• _What is being asked_
Out of the lines below, please list those that hold the string "FALSE".

Figure record listings
- - - -

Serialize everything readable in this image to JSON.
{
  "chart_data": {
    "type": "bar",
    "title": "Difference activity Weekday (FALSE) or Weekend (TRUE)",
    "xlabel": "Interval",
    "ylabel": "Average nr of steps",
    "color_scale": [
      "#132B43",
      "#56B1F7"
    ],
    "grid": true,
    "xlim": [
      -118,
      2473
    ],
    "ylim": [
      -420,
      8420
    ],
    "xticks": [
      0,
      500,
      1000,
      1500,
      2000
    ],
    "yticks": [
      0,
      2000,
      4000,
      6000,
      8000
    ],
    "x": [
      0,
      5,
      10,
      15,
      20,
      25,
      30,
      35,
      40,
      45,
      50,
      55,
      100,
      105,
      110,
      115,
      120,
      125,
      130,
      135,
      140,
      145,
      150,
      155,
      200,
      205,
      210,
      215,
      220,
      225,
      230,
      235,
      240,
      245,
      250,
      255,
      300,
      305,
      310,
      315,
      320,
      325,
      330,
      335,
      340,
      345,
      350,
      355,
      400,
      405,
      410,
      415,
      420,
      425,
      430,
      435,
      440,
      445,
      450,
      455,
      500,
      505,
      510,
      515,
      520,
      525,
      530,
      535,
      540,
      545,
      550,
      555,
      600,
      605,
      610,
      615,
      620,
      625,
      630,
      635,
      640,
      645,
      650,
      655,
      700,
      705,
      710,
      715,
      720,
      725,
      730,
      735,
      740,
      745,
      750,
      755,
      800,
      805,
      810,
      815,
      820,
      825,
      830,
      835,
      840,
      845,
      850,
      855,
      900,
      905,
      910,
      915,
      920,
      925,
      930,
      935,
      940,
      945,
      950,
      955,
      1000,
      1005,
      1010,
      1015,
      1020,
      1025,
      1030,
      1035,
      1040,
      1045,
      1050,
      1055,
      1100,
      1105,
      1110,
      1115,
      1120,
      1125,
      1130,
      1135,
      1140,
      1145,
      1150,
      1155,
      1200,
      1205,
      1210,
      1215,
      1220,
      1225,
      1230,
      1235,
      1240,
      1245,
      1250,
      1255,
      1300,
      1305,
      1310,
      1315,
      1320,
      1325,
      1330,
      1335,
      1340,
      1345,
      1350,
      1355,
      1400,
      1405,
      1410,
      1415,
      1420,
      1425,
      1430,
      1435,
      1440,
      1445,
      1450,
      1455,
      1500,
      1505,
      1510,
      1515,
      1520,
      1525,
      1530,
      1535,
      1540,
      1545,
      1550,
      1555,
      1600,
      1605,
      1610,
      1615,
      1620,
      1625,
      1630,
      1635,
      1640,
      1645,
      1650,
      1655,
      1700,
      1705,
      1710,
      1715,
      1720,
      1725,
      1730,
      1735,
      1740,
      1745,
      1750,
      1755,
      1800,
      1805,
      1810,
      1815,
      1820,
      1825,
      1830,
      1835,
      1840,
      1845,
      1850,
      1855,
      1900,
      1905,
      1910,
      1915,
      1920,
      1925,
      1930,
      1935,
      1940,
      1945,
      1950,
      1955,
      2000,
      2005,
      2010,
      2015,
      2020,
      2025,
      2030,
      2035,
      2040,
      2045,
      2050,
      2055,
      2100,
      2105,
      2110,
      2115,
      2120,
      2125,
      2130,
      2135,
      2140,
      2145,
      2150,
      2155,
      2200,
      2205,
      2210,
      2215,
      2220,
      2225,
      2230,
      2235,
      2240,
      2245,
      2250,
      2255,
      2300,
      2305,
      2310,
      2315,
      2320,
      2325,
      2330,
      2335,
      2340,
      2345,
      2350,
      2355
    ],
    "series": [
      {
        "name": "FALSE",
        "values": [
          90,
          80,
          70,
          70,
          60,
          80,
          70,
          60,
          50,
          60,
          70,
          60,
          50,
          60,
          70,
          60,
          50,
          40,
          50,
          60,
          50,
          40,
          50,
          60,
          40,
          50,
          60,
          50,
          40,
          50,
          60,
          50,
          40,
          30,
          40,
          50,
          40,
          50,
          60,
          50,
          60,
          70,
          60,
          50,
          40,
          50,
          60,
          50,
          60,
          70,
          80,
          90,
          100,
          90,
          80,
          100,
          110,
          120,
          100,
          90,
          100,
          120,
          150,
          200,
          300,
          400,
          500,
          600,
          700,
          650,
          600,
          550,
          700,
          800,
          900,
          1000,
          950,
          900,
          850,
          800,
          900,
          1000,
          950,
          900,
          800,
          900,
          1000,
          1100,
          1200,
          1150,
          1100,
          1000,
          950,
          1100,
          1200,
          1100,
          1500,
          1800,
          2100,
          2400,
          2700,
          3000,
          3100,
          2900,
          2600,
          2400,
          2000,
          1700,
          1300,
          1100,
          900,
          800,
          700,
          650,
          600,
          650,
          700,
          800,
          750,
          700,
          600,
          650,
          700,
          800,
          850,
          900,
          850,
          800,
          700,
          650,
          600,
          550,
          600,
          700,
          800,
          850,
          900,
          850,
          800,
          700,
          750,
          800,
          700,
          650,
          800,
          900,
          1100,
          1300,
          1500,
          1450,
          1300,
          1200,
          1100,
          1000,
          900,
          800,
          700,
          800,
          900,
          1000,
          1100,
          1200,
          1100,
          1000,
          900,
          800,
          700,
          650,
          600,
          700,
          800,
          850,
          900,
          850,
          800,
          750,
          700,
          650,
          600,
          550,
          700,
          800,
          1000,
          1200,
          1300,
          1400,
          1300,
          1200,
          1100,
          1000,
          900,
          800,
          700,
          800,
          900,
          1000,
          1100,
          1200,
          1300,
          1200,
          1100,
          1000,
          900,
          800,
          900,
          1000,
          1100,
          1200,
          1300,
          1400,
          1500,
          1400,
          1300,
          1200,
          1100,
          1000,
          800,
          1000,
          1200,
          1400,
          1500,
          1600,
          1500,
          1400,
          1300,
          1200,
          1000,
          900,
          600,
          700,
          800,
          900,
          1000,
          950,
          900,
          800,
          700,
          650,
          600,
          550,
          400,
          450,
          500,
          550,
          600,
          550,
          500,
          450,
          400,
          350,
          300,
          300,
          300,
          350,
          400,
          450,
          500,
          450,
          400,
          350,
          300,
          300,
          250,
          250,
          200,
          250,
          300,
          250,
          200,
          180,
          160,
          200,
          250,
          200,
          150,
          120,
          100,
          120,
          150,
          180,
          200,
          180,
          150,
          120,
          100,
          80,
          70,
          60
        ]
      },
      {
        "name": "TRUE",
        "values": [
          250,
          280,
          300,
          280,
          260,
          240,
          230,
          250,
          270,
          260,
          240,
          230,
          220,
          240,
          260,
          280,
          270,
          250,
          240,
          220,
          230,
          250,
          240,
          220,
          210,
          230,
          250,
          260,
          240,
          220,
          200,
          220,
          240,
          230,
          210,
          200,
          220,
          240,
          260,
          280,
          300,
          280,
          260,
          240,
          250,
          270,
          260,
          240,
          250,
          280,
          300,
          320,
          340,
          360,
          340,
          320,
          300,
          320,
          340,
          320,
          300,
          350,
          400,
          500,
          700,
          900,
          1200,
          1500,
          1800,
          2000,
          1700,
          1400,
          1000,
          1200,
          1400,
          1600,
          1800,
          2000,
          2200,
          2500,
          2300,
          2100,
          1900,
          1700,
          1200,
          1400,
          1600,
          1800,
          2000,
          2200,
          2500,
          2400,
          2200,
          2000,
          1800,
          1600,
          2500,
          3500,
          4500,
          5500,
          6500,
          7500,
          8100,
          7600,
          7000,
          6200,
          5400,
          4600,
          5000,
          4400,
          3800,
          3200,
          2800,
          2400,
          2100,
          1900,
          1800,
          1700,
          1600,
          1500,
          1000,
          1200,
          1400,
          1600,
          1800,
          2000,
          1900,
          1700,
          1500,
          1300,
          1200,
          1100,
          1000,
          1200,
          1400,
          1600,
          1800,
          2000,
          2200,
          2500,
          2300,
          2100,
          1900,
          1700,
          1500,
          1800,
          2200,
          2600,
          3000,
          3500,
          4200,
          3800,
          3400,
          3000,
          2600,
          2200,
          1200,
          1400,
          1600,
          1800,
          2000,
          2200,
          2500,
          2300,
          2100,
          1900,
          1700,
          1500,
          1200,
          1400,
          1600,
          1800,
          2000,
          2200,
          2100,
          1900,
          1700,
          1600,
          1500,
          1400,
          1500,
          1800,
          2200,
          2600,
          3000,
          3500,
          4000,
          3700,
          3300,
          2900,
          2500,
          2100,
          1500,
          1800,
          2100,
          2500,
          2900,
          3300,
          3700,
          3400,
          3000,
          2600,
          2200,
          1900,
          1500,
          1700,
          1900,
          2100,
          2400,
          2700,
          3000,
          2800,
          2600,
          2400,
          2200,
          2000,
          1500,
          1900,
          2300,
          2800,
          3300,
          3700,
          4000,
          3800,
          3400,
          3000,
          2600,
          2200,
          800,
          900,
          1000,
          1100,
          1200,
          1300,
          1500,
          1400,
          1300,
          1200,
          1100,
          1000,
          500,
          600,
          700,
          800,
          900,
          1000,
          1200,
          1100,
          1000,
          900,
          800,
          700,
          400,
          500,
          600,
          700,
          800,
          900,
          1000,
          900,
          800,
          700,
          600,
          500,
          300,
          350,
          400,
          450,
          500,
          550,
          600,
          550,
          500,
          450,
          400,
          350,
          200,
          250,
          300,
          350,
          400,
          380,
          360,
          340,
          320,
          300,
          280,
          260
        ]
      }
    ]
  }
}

- - - -

• _Reply_
    "title": "Difference activity Weekday (FALSE) or Weekend (TRUE)",
        "name": "FALSE",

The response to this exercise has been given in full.